• _INFORMATION GIVEN_
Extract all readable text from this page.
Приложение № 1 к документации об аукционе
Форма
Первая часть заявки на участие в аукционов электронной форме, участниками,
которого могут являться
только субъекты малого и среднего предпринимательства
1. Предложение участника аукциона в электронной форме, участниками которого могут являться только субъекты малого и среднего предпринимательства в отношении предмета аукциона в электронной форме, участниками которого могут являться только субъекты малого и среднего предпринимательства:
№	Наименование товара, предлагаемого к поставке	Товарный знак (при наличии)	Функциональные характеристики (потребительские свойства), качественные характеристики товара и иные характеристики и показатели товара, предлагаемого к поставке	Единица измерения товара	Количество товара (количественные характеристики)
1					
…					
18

• _TASK GOAL_
Your task is to quote all of the data word for word.

• _EXERCISE ANSWER_
Extract all readable text from this page.
Приложение № 1 к документации об аукционе
Форма
Первая часть заявки на участие в аукционов электронной форме, участниками,
которого могут являться
только субъекты малого и среднего предпринимательства
1. Предложение участника аукциона в электронной форме, участниками которого могут являться только субъекты малого и среднего предпринимательства в отношении предмета аукциона в электронной форме, участниками которого могут являться только субъекты малого и среднего предпринимательства:
№	Наименование товара, предлагаемого к поставке	Товарный знак (при наличии)	Функциональные характеристики (потребительские свойства), качественные характеристики товара и иные характеристики и показатели товара, предлагаемого к поставке	Единица измерения товара	Количество товара (количественные характеристики)
1					
…					
18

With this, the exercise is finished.